What is expected
Only a number is required: how many lines of the material contain the word "this"?

Stored rows
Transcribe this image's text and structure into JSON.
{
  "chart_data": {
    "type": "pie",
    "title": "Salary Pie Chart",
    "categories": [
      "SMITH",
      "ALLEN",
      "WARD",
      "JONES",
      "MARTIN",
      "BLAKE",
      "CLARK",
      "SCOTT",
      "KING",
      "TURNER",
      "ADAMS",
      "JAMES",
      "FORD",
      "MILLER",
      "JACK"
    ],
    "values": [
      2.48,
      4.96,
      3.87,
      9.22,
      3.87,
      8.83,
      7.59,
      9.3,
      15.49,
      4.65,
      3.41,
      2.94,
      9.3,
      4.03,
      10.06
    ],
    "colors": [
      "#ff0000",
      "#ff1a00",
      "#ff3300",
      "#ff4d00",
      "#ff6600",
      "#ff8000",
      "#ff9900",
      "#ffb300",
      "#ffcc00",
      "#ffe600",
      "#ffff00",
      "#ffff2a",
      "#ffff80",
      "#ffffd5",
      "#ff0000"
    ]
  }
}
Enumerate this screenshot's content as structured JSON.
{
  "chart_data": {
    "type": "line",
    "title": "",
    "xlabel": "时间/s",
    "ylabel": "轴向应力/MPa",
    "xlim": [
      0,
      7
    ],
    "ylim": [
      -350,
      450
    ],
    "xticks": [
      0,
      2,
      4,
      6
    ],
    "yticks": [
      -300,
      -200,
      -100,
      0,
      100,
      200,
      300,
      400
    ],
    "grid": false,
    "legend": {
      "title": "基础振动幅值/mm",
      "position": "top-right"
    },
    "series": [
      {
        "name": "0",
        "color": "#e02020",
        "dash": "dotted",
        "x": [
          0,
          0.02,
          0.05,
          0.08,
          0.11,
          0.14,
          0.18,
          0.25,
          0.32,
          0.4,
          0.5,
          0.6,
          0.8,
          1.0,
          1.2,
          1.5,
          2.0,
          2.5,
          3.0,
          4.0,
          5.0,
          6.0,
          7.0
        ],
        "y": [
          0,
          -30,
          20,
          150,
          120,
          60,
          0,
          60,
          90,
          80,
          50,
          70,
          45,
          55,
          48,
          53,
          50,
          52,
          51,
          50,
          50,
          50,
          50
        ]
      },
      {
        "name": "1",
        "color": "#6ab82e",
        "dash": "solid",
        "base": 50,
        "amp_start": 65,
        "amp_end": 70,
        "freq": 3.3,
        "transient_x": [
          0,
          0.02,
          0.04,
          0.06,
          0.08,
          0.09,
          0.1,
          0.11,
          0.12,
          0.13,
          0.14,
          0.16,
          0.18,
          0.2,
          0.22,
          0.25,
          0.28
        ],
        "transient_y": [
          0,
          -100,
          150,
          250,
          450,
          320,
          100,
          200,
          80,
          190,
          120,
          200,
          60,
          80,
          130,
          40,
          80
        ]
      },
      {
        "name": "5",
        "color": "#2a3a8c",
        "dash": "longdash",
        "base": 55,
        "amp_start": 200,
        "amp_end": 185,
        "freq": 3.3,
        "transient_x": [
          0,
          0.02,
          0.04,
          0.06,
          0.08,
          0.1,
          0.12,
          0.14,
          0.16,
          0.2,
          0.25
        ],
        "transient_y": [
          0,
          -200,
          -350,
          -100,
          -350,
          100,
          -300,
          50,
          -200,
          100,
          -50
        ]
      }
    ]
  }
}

Exercise result
2